Extracts from a graphics dataset:
---------------
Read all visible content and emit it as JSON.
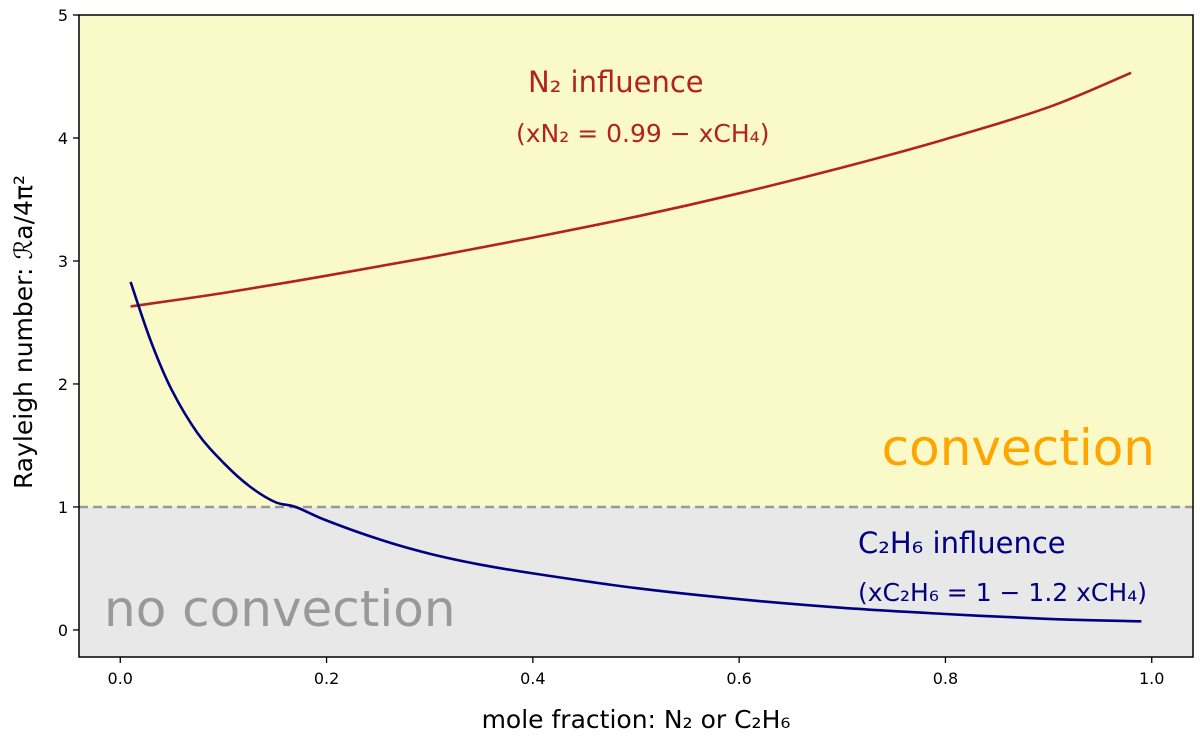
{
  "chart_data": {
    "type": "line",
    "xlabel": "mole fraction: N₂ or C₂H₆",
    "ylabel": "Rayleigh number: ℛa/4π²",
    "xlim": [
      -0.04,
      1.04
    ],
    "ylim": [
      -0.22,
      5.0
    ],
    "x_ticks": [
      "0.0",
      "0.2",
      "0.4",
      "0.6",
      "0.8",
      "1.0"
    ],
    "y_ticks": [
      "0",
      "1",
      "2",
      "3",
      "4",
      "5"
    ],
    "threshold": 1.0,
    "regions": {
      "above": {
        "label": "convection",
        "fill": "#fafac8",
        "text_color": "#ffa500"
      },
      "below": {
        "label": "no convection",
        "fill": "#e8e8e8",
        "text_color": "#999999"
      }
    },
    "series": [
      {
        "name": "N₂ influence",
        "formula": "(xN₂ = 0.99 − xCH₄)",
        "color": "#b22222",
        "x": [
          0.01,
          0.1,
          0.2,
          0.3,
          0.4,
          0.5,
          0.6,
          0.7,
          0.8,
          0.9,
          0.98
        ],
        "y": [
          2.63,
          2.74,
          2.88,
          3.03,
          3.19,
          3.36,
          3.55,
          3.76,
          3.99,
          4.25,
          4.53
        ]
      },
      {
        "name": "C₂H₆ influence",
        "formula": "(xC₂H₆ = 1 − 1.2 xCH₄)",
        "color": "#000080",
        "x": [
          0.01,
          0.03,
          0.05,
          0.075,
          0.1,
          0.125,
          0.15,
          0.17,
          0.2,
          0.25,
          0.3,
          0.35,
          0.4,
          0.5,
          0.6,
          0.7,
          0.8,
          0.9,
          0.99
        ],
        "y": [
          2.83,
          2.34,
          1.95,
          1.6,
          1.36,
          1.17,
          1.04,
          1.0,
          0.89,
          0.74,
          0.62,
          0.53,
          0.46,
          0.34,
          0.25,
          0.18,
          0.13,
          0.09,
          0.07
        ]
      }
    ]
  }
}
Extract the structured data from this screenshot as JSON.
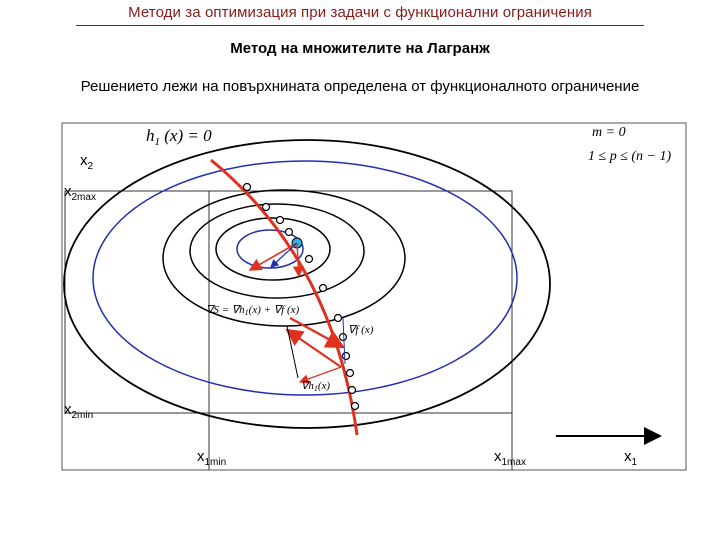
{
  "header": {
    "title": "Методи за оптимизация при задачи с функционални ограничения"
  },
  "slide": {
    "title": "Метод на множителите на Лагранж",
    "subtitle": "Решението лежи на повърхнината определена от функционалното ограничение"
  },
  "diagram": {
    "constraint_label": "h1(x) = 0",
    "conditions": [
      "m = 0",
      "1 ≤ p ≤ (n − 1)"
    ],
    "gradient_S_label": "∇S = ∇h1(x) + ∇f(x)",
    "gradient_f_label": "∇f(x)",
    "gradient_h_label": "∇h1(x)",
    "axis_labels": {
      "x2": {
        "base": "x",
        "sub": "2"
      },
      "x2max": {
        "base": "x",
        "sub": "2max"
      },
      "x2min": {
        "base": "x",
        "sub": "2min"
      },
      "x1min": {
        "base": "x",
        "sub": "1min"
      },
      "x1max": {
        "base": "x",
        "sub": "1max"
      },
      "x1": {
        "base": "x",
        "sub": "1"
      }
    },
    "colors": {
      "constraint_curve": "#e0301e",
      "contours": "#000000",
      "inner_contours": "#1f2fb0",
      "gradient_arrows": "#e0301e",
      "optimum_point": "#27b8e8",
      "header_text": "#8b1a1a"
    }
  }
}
---------------
Task statement: Scan the material above. Copy each line where "name" occurs.

Result of the exercise:
        "name": "N₂ influence",
        "name": "C₂H₆ influence",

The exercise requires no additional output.